= EXERCISE PROMPT =
Look below. Copy each line that has "true" in it.

= EXTRACTED INFORMATION =
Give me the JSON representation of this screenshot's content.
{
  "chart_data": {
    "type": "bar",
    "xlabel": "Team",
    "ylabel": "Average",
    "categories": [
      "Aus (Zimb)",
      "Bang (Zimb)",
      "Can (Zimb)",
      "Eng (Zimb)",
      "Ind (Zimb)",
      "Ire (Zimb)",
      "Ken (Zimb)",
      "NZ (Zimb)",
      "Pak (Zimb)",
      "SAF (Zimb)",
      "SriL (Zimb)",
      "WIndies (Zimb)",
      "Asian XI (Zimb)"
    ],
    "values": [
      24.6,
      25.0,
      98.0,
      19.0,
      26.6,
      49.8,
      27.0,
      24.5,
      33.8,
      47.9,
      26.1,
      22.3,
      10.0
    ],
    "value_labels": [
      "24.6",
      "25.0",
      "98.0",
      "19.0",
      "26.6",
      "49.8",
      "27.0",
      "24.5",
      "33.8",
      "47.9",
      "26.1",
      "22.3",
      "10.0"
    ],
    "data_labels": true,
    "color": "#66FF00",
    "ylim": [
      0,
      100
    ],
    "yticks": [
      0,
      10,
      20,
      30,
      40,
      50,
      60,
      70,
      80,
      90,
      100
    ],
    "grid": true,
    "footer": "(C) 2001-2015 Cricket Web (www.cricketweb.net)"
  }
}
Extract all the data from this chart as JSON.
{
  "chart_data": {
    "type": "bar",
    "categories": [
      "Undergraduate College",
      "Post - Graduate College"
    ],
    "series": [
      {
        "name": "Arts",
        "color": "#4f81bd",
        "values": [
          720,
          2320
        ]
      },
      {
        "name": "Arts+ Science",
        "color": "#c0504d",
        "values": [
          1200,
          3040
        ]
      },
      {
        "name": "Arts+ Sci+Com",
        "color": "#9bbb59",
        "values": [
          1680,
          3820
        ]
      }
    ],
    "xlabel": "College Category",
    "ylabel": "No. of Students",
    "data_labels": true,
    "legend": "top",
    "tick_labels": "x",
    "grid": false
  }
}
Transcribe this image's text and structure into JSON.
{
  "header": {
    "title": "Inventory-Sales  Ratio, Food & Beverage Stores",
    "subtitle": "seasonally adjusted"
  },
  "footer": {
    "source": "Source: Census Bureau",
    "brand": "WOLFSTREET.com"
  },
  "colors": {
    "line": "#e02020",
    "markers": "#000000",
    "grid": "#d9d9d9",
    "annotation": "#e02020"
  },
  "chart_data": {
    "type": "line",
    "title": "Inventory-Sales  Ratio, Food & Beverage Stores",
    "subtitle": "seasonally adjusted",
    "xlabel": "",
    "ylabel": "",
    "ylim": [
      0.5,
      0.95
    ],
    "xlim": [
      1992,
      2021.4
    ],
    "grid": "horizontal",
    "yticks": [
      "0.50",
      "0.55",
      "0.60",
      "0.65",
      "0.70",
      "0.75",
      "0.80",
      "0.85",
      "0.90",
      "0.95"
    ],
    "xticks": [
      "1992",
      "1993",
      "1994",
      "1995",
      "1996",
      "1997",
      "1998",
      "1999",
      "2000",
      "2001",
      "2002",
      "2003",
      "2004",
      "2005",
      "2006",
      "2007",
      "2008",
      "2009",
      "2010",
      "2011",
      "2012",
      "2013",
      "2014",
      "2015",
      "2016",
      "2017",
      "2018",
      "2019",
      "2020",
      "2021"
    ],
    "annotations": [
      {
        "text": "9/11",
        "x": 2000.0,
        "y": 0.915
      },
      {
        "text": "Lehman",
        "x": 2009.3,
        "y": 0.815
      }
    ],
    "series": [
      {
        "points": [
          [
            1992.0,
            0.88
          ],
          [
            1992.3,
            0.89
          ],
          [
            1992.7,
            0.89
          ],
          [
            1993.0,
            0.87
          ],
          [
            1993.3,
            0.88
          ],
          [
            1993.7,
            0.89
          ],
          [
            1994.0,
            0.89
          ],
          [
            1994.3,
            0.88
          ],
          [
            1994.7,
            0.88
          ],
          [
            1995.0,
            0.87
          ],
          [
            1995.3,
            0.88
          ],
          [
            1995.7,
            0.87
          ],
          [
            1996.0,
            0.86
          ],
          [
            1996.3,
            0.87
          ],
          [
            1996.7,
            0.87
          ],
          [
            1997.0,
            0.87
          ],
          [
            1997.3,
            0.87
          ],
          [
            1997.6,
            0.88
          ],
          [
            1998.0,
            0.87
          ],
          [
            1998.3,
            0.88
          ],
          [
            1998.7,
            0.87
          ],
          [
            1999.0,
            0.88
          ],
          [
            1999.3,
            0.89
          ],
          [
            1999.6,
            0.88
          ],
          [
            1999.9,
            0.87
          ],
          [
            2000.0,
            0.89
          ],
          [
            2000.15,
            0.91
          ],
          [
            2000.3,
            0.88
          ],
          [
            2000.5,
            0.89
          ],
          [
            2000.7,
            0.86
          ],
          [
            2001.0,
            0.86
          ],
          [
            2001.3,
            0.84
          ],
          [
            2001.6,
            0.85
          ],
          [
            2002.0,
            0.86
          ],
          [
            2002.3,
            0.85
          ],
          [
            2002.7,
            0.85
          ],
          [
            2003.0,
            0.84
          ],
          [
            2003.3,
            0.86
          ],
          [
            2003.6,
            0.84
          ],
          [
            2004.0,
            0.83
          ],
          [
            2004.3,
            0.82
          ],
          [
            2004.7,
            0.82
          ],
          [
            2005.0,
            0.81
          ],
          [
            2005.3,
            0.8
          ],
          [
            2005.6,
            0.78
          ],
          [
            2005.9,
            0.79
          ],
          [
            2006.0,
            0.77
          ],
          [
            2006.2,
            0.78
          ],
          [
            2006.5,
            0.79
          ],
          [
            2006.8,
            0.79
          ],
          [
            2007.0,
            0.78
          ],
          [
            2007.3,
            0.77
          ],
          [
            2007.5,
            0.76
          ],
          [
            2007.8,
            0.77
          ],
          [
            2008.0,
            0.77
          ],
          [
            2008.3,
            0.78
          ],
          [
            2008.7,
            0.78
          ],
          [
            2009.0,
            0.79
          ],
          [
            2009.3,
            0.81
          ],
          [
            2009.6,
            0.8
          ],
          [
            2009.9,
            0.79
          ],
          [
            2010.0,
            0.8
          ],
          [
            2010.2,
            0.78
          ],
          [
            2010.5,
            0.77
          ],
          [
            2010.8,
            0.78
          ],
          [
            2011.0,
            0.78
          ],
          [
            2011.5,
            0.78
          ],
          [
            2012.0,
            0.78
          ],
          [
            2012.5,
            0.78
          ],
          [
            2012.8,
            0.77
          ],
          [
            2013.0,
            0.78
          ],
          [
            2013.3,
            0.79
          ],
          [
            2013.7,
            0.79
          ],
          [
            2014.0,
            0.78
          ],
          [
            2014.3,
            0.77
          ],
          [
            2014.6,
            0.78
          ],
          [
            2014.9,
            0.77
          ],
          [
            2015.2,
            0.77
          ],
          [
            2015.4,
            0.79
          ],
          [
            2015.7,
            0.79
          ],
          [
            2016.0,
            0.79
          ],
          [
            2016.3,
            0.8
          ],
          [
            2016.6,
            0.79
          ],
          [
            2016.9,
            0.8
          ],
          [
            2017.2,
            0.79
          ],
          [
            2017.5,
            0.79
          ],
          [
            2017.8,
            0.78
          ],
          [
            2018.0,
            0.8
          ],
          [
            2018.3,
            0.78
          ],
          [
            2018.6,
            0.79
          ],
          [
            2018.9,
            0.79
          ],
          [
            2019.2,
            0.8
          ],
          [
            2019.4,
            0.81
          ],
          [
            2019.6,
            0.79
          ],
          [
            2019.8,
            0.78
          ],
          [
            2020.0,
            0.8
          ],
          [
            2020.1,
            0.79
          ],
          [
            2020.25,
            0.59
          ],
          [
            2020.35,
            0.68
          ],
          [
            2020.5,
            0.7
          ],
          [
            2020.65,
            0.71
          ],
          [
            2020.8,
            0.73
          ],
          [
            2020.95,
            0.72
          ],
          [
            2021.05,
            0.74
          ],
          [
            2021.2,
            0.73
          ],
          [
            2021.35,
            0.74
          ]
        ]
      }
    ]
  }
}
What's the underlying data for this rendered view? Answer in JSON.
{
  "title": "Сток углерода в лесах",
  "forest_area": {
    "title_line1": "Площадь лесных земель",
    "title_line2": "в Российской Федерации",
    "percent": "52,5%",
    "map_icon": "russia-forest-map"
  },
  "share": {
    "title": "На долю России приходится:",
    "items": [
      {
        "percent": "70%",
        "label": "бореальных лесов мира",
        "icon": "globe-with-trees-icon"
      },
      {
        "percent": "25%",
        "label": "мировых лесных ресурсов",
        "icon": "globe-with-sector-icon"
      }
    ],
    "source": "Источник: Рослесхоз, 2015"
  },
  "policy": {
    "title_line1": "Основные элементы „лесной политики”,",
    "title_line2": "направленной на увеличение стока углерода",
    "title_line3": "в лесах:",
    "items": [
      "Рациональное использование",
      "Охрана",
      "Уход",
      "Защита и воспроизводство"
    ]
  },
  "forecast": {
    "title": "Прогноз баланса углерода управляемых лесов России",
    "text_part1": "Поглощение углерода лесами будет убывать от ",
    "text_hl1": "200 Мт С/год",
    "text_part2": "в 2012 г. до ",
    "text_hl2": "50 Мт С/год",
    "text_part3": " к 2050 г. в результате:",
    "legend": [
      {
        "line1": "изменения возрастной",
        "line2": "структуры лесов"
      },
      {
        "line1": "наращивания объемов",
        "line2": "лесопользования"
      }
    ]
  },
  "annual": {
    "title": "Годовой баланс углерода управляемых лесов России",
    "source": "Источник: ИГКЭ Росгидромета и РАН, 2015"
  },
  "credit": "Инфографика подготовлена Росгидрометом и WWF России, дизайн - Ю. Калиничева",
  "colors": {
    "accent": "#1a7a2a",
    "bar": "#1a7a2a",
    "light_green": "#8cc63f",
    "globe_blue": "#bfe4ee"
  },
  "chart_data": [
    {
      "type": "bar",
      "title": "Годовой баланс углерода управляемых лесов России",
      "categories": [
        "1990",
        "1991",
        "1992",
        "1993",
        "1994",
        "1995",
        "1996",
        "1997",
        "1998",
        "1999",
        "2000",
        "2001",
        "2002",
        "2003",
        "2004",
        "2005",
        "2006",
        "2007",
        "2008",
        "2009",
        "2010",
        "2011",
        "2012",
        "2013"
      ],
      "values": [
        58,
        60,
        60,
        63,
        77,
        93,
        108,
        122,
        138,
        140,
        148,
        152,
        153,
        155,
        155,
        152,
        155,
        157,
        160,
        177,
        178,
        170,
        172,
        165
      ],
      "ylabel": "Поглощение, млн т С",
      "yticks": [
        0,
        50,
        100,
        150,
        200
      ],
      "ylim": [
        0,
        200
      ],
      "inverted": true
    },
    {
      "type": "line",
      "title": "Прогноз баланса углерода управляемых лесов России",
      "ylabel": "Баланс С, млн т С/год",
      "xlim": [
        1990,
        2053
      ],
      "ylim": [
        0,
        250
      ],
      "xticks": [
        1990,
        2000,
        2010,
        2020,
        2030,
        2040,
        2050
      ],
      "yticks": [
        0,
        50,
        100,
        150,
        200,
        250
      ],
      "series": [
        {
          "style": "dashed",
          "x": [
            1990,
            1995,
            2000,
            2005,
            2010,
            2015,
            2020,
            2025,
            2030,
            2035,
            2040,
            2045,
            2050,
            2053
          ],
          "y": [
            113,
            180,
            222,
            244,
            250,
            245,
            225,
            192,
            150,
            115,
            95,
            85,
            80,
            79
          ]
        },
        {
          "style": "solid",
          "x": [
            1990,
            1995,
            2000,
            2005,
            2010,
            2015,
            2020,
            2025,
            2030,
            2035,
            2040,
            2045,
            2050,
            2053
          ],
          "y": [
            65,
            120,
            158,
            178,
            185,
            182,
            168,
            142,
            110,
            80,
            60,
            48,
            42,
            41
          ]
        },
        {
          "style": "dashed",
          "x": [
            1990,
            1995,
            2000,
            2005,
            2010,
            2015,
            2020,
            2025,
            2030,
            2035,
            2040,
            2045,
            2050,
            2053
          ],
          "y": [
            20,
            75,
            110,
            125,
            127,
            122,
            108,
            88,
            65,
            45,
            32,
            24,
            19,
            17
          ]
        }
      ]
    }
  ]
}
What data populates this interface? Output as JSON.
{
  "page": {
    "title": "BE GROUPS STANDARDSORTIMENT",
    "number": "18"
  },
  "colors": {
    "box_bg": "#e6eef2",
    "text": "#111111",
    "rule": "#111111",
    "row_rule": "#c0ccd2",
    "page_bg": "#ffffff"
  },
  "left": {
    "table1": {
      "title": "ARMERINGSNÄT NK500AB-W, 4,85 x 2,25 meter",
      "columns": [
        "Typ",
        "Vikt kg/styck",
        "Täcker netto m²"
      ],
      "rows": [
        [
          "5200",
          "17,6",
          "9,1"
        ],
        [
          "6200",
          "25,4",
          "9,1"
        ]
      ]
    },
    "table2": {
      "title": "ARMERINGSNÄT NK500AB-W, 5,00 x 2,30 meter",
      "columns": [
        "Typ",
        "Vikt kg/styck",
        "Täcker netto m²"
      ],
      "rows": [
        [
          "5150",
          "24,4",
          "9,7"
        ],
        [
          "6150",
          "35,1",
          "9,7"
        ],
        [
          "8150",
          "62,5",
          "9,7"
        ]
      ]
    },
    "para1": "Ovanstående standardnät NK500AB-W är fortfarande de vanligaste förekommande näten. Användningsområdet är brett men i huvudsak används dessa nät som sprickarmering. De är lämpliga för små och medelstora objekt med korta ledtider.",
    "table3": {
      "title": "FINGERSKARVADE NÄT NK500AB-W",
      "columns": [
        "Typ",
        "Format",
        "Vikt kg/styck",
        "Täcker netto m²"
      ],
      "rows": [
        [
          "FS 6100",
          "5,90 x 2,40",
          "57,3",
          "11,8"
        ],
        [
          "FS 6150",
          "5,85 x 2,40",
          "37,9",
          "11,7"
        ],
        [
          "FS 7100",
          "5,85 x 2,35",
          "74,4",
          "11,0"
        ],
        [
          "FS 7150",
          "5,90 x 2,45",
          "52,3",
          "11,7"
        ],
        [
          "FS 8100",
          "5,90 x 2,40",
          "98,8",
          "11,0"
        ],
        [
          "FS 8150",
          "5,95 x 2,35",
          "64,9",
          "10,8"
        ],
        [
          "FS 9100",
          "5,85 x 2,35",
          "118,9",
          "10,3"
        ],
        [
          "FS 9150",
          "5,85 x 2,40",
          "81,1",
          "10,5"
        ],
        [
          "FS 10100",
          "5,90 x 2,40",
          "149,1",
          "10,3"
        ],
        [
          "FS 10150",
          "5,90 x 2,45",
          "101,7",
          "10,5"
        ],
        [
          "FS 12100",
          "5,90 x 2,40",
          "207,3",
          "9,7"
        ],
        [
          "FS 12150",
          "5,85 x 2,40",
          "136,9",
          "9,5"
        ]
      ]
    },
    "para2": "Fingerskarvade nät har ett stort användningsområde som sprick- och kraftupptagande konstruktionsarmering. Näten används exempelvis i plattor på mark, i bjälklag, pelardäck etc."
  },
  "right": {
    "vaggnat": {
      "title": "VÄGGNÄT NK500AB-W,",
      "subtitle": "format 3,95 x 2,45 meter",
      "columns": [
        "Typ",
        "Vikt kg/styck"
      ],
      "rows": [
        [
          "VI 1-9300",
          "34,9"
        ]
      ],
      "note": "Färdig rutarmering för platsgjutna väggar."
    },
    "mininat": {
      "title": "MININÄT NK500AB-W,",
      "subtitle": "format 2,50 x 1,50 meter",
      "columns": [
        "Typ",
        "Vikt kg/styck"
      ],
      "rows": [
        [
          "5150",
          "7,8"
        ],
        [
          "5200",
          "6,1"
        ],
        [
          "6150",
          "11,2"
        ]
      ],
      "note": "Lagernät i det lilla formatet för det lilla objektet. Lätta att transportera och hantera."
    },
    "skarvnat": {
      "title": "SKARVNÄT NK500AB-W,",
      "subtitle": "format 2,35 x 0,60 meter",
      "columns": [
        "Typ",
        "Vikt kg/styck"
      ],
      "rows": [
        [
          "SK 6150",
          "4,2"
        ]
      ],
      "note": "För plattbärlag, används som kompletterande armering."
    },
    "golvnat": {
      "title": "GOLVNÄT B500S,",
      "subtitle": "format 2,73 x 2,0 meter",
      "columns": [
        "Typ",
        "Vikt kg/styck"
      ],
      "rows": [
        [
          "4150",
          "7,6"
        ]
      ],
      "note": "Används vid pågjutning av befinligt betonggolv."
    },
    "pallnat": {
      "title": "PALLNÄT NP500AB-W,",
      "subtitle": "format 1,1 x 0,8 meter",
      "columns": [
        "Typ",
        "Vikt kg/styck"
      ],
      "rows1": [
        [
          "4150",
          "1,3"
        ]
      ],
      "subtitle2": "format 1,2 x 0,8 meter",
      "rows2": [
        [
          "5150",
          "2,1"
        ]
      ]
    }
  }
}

= TASK OUTPUT =
    "data_labels": true,
    "grid": true,
    "data_labels": true,
      "inverted": true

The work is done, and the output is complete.